[ENTRIES SUPPLIED start]

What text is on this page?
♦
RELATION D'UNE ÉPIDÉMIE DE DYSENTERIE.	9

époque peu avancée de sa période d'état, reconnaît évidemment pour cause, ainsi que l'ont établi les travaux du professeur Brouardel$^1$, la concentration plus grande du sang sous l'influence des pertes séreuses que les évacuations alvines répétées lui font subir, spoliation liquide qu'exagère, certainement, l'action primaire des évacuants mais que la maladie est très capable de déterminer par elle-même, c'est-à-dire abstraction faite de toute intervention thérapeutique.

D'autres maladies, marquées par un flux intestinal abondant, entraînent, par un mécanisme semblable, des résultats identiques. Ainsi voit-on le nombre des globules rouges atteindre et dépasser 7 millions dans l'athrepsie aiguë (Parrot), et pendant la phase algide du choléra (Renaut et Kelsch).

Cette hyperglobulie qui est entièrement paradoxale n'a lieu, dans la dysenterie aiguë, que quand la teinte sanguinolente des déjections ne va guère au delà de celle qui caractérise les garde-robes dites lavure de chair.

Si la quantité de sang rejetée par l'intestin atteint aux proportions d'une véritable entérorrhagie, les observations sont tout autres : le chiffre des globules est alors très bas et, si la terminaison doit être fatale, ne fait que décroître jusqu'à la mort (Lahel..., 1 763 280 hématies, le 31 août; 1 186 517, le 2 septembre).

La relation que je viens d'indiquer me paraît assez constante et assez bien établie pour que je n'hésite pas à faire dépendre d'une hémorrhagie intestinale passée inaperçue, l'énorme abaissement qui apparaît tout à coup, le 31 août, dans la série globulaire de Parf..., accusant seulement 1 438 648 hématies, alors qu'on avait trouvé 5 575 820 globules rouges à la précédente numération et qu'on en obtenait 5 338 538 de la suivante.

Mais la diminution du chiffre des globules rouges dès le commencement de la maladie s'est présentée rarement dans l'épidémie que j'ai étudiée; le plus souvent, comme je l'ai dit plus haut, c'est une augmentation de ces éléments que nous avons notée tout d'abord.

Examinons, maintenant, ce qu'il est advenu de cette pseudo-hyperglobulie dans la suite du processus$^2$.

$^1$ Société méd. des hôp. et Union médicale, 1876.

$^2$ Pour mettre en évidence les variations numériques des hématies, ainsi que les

[ENTRIES SUPPLIED end]

▸ EXERCISE DIRECTIONS: Each line containing the word "plus" counts once; say how many such lines there are, giving only the number.

▸ CORRECT ANSWER: 2